- What to work on: Copy out each line exactly; pictures stay out of the copy.

○ ○ ○ ○ ○ ○ ○

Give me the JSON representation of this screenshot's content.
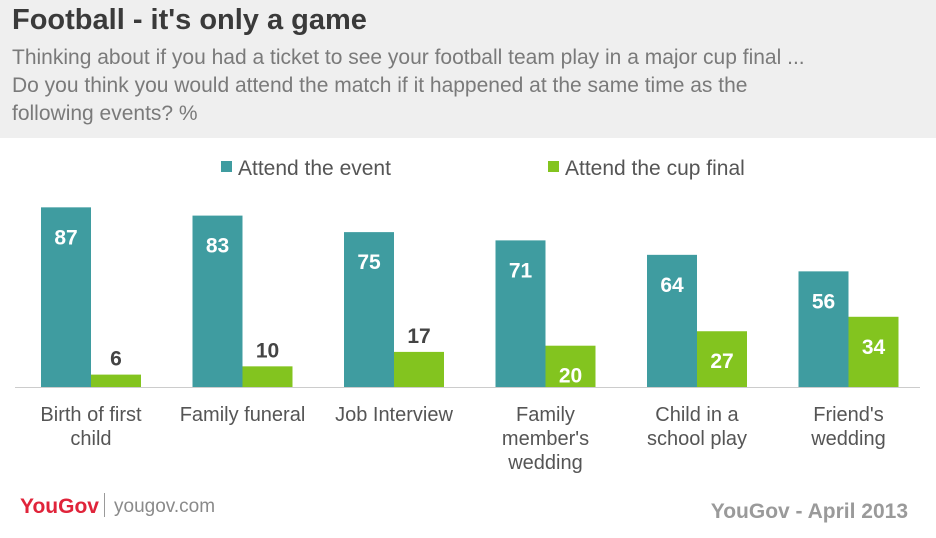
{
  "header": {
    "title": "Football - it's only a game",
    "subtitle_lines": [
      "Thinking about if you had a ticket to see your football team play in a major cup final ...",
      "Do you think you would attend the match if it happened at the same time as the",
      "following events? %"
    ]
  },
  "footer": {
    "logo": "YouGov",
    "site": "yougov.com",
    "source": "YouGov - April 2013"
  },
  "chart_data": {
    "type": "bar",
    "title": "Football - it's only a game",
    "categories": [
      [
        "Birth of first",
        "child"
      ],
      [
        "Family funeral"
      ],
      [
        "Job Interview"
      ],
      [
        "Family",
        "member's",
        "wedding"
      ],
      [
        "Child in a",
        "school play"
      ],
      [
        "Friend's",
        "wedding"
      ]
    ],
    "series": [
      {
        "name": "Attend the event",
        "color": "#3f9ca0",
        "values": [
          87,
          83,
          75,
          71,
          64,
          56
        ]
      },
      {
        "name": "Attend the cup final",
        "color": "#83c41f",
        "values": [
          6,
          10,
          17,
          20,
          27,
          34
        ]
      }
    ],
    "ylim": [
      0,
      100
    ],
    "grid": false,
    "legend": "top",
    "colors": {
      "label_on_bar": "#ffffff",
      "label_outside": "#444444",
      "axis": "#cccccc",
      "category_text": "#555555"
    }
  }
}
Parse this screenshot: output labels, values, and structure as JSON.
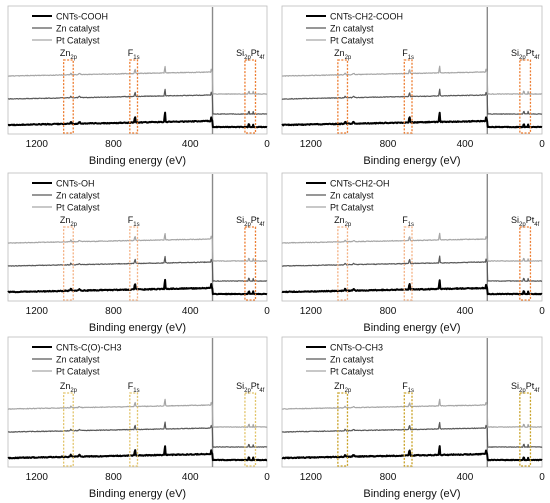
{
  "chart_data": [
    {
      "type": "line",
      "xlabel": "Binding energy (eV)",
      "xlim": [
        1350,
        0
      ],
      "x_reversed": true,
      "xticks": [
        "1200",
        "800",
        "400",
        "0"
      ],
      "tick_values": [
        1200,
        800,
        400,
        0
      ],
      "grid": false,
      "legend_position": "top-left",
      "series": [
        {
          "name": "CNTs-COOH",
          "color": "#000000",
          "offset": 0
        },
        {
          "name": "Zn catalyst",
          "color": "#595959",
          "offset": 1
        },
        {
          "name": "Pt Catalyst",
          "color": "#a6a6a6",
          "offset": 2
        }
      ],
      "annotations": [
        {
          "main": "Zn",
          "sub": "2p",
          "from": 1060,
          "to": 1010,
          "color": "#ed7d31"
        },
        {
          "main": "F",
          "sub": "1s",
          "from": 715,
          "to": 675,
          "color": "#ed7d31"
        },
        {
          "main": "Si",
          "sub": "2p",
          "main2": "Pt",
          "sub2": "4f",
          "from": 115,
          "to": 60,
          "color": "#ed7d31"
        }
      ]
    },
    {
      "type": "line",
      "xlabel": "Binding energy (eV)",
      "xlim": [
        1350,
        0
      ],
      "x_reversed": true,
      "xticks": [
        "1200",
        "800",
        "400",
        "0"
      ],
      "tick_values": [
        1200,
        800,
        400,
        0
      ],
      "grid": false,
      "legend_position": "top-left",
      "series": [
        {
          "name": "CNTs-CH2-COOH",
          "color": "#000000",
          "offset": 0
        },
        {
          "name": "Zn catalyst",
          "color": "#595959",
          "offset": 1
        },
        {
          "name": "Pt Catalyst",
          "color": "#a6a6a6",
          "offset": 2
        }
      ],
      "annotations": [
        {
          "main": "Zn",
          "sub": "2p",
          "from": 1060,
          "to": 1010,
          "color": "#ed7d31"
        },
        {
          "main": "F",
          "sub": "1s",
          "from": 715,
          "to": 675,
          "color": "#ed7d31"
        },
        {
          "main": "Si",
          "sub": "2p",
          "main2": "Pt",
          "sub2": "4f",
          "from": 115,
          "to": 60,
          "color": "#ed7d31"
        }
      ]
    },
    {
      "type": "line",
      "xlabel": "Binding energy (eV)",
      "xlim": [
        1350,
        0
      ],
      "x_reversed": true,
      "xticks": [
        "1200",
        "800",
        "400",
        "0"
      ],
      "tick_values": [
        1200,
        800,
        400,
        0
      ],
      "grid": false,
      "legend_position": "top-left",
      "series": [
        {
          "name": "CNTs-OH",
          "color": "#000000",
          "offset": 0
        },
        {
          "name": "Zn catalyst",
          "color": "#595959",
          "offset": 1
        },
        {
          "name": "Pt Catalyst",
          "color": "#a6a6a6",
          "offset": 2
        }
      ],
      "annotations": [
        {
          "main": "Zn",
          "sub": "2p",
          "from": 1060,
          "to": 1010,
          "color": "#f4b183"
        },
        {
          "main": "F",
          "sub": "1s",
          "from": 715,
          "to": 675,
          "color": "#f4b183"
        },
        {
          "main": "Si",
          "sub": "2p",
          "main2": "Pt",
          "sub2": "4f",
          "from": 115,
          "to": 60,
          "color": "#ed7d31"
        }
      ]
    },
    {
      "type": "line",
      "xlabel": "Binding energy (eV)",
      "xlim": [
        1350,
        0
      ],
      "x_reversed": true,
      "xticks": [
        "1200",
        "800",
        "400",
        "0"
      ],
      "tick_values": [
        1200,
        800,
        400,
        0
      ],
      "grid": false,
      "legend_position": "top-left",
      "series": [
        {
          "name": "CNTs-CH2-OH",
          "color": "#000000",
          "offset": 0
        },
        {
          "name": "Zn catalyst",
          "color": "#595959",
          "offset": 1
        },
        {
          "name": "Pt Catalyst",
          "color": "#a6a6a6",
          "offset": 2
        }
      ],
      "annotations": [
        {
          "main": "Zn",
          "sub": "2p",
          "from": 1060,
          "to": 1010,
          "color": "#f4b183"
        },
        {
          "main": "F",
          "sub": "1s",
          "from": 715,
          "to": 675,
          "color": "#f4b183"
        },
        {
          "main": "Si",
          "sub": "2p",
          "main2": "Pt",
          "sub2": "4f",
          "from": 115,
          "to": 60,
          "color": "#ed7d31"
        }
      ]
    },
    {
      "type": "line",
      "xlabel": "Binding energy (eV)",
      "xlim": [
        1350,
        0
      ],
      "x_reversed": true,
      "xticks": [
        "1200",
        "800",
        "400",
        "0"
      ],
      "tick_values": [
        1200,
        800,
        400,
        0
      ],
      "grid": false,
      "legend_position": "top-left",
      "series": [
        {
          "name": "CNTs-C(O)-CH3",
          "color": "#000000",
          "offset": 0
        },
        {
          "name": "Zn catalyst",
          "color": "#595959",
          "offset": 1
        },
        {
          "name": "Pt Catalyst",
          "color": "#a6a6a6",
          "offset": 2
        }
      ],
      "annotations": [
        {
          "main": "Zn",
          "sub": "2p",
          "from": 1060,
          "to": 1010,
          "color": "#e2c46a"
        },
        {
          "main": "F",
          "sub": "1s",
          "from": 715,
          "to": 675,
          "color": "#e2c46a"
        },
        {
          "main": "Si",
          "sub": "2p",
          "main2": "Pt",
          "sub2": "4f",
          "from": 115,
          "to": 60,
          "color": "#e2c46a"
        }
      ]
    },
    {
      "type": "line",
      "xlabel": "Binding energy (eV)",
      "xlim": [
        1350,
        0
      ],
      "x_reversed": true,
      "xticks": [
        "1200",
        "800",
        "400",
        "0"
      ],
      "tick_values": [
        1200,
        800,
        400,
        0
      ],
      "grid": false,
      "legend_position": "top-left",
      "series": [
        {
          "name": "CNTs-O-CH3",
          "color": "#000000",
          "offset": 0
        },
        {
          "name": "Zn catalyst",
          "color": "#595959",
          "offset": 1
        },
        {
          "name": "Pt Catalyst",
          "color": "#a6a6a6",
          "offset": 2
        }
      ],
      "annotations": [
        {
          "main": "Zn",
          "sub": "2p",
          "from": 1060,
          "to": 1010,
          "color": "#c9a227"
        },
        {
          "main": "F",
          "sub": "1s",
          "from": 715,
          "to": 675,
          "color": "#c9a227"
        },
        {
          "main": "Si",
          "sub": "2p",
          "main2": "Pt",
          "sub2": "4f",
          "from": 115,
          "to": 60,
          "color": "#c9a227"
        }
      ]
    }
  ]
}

○ ○ ○ ○ ○ ○ ○

- Finished answer:
Give me the JSON representation of this screenshot's content.
{
  "header": {
    "title": "Football - it's only a game",
    "subtitle_lines": [
      "Thinking about if you had a ticket to see your football team play in a major cup final ...",
      "Do you think you would attend the match if it happened at the same time as the",
      "following events? %"
    ]
  },
  "footer": {
    "logo": "YouGov",
    "site": "yougov.com",
    "source": "YouGov - April 2013"
  },
  "chart_data": {
    "type": "bar",
    "title": "Football - it's only a game",
    "categories": [
      [
        "Birth of first",
        "child"
      ],
      [
        "Family funeral"
      ],
      [
        "Job Interview"
      ],
      [
        "Family",
        "member's",
        "wedding"
      ],
      [
        "Child in a",
        "school play"
      ],
      [
        "Friend's",
        "wedding"
      ]
    ],
    "series": [
      {
        "name": "Attend the event",
        "color": "#3f9ca0",
        "values": [
          87,
          83,
          75,
          71,
          64,
          56
        ]
      },
      {
        "name": "Attend the cup final",
        "color": "#83c41f",
        "values": [
          6,
          10,
          17,
          20,
          27,
          34
        ]
      }
    ],
    "ylim": [
      0,
      100
    ],
    "grid": false,
    "legend": "top",
    "colors": {
      "label_on_bar": "#ffffff",
      "label_outside": "#444444",
      "axis": "#cccccc",
      "category_text": "#555555"
    }
  }
}
Parse this screenshot: output labels, values, and structure as JSON.
{
  "chart_data": [
    {
      "type": "line",
      "xlabel": "Binding energy (eV)",
      "xlim": [
        1350,
        0
      ],
      "x_reversed": true,
      "xticks": [
        "1200",
        "800",
        "400",
        "0"
      ],
      "tick_values": [
        1200,
        800,
        400,
        0
      ],
      "grid": false,
      "legend_position": "top-left",
      "series": [
        {
          "name": "CNTs-COOH",
          "color": "#000000",
          "offset": 0
        },
        {
          "name": "Zn catalyst",
          "color": "#595959",
          "offset": 1
        },
        {
          "name": "Pt Catalyst",
          "color": "#a6a6a6",
          "offset": 2
        }
      ],
      "annotations": [
        {
          "main": "Zn",
          "sub": "2p",
          "from": 1060,
          "to": 1010,
          "color": "#ed7d31"
        },
        {
          "main": "F",
          "sub": "1s",
          "from": 715,
          "to": 675,
          "color": "#ed7d31"
        },
        {
          "main": "Si",
          "sub": "2p",
          "main2": "Pt",
          "sub2": "4f",
          "from": 115,
          "to": 60,
          "color": "#ed7d31"
        }
      ]
    },
    {
      "type": "line",
      "xlabel": "Binding energy (eV)",
      "xlim": [
        1350,
        0
      ],
      "x_reversed": true,
      "xticks": [
        "1200",
        "800",
        "400",
        "0"
      ],
      "tick_values": [
        1200,
        800,
        400,
        0
      ],
      "grid": false,
      "legend_position": "top-left",
      "series": [
        {
          "name": "CNTs-CH2-COOH",
          "color": "#000000",
          "offset": 0
        },
        {
          "name": "Zn catalyst",
          "color": "#595959",
          "offset": 1
        },
        {
          "name": "Pt Catalyst",
          "color": "#a6a6a6",
          "offset": 2
        }
      ],
      "annotations": [
        {
          "main": "Zn",
          "sub": "2p",
          "from": 1060,
          "to": 1010,
          "color": "#ed7d31"
        },
        {
          "main": "F",
          "sub": "1s",
          "from": 715,
          "to": 675,
          "color": "#ed7d31"
        },
        {
          "main": "Si",
          "sub": "2p",
          "main2": "Pt",
          "sub2": "4f",
          "from": 115,
          "to": 60,
          "color": "#ed7d31"
        }
      ]
    },
    {
      "type": "line",
      "xlabel": "Binding energy (eV)",
      "xlim": [
        1350,
        0
      ],
      "x_reversed": true,
      "xticks": [
        "1200",
        "800",
        "400",
        "0"
      ],
      "tick_values": [
        1200,
        800,
        400,
        0
      ],
      "grid": false,
      "legend_position": "top-left",
      "series": [
        {
          "name": "CNTs-OH",
          "color": "#000000",
          "offset": 0
        },
        {
          "name": "Zn catalyst",
          "color": "#595959",
          "offset": 1
        },
        {
          "name": "Pt Catalyst",
          "color": "#a6a6a6",
          "offset": 2
        }
      ],
      "annotations": [
        {
          "main": "Zn",
          "sub": "2p",
          "from": 1060,
          "to": 1010,
          "color": "#f4b183"
        },
        {
          "main": "F",
          "sub": "1s",
          "from": 715,
          "to": 675,
          "color": "#f4b183"
        },
        {
          "main": "Si",
          "sub": "2p",
          "main2": "Pt",
          "sub2": "4f",
          "from": 115,
          "to": 60,
          "color": "#ed7d31"
        }
      ]
    },
    {
      "type": "line",
      "xlabel": "Binding energy (eV)",
      "xlim": [
        1350,
        0
      ],
      "x_reversed": true,
      "xticks": [
        "1200",
        "800",
        "400",
        "0"
      ],
      "tick_values": [
        1200,
        800,
        400,
        0
      ],
      "grid": false,
      "legend_position": "top-left",
      "series": [
        {
          "name": "CNTs-CH2-OH",
          "color": "#000000",
          "offset": 0
        },
        {
          "name": "Zn catalyst",
          "color": "#595959",
          "offset": 1
        },
        {
          "name": "Pt Catalyst",
          "color": "#a6a6a6",
          "offset": 2
        }
      ],
      "annotations": [
        {
          "main": "Zn",
          "sub": "2p",
          "from": 1060,
          "to": 1010,
          "color": "#f4b183"
        },
        {
          "main": "F",
          "sub": "1s",
          "from": 715,
          "to": 675,
          "color": "#f4b183"
        },
        {
          "main": "Si",
          "sub": "2p",
          "main2": "Pt",
          "sub2": "4f",
          "from": 115,
          "to": 60,
          "color": "#ed7d31"
        }
      ]
    },
    {
      "type": "line",
      "xlabel": "Binding energy (eV)",
      "xlim": [
        1350,
        0
      ],
      "x_reversed": true,
      "xticks": [
        "1200",
        "800",
        "400",
        "0"
      ],
      "tick_values": [
        1200,
        800,
        400,
        0
      ],
      "grid": false,
      "legend_position": "top-left",
      "series": [
        {
          "name": "CNTs-C(O)-CH3",
          "color": "#000000",
          "offset": 0
        },
        {
          "name": "Zn catalyst",
          "color": "#595959",
          "offset": 1
        },
        {
          "name": "Pt Catalyst",
          "color": "#a6a6a6",
          "offset": 2
        }
      ],
      "annotations": [
        {
          "main": "Zn",
          "sub": "2p",
          "from": 1060,
          "to": 1010,
          "color": "#e2c46a"
        },
        {
          "main": "F",
          "sub": "1s",
          "from": 715,
          "to": 675,
          "color": "#e2c46a"
        },
        {
          "main": "Si",
          "sub": "2p",
          "main2": "Pt",
          "sub2": "4f",
          "from": 115,
          "to": 60,
          "color": "#e2c46a"
        }
      ]
    },
    {
      "type": "line",
      "xlabel": "Binding energy (eV)",
      "xlim": [
        1350,
        0
      ],
      "x_reversed": true,
      "xticks": [
        "1200",
        "800",
        "400",
        "0"
      ],
      "tick_values": [
        1200,
        800,
        400,
        0
      ],
      "grid": false,
      "legend_position": "top-left",
      "series": [
        {
          "name": "CNTs-O-CH3",
          "color": "#000000",
          "offset": 0
        },
        {
          "name": "Zn catalyst",
          "color": "#595959",
          "offset": 1
        },
        {
          "name": "Pt Catalyst",
          "color": "#a6a6a6",
          "offset": 2
        }
      ],
      "annotations": [
        {
          "main": "Zn",
          "sub": "2p",
          "from": 1060,
          "to": 1010,
          "color": "#c9a227"
        },
        {
          "main": "F",
          "sub": "1s",
          "from": 715,
          "to": 675,
          "color": "#c9a227"
        },
        {
          "main": "Si",
          "sub": "2p",
          "main2": "Pt",
          "sub2": "4f",
          "from": 115,
          "to": 60,
          "color": "#c9a227"
        }
      ]
    }
  ]
}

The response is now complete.